Omit all images. Write out the rest of the material exactly.

★ ★ ★ ★ ★ ★ ★

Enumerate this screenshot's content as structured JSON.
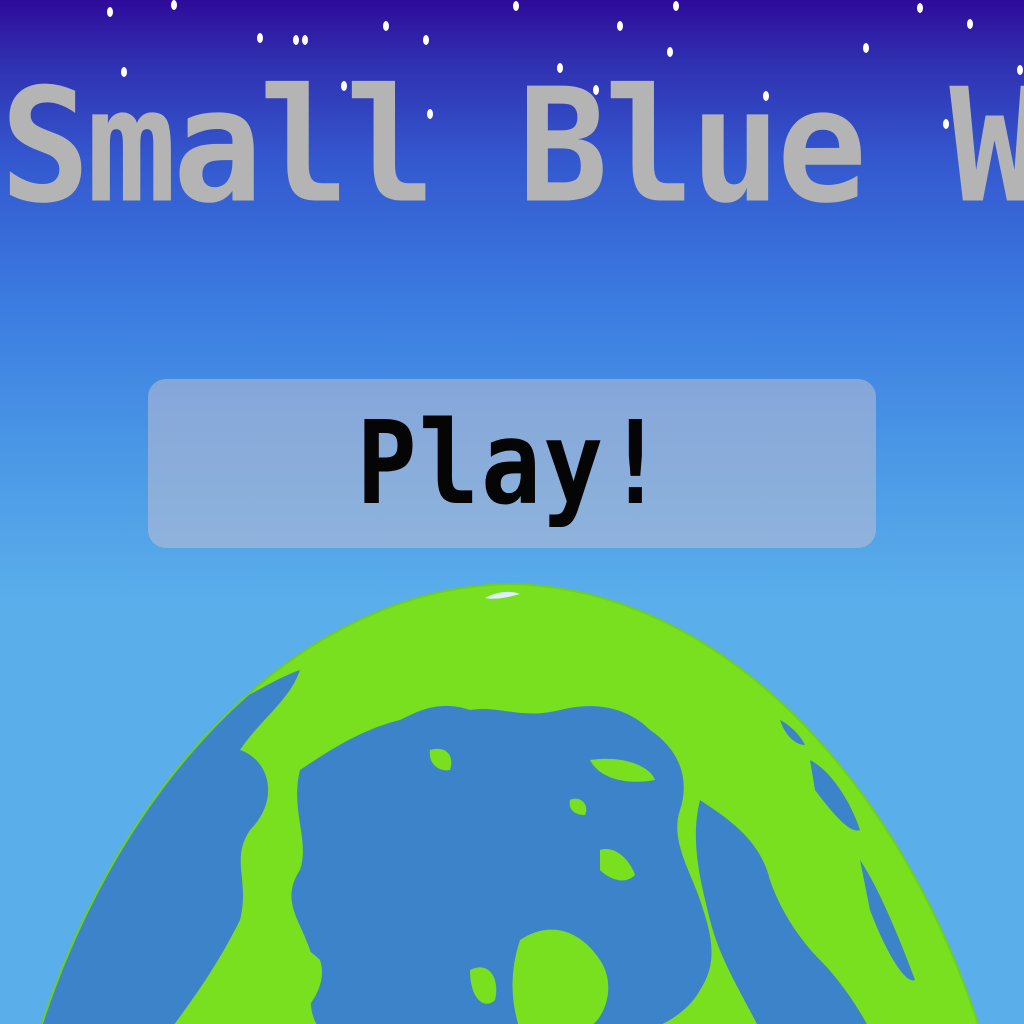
{
  "game": {
    "title": "Small Blue World",
    "play_label": "Play!"
  },
  "colors": {
    "sky_top": "#2f0a9a",
    "sky_bottom": "#5aaeea",
    "title": "#b4b4b4",
    "ocean": "#3d83c9",
    "land": "#78e01e",
    "button_label": "#050505"
  },
  "icons": {
    "globe": "earth-globe-icon",
    "stars": "starfield"
  }
}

★ ★ ★ ★ ★ ★ ★

_RESPONSE TO THE EXERCISE_
Enumerate this screenshot's content as structured JSON.
{
  "game": {
    "title": "Small Blue World",
    "play_label": "Play!"
  },
  "colors": {
    "sky_top": "#2f0a9a",
    "sky_bottom": "#5aaeea",
    "title": "#b4b4b4",
    "ocean": "#3d83c9",
    "land": "#78e01e",
    "button_label": "#050505"
  },
  "icons": {
    "globe": "earth-globe-icon",
    "stars": "starfield"
  }
}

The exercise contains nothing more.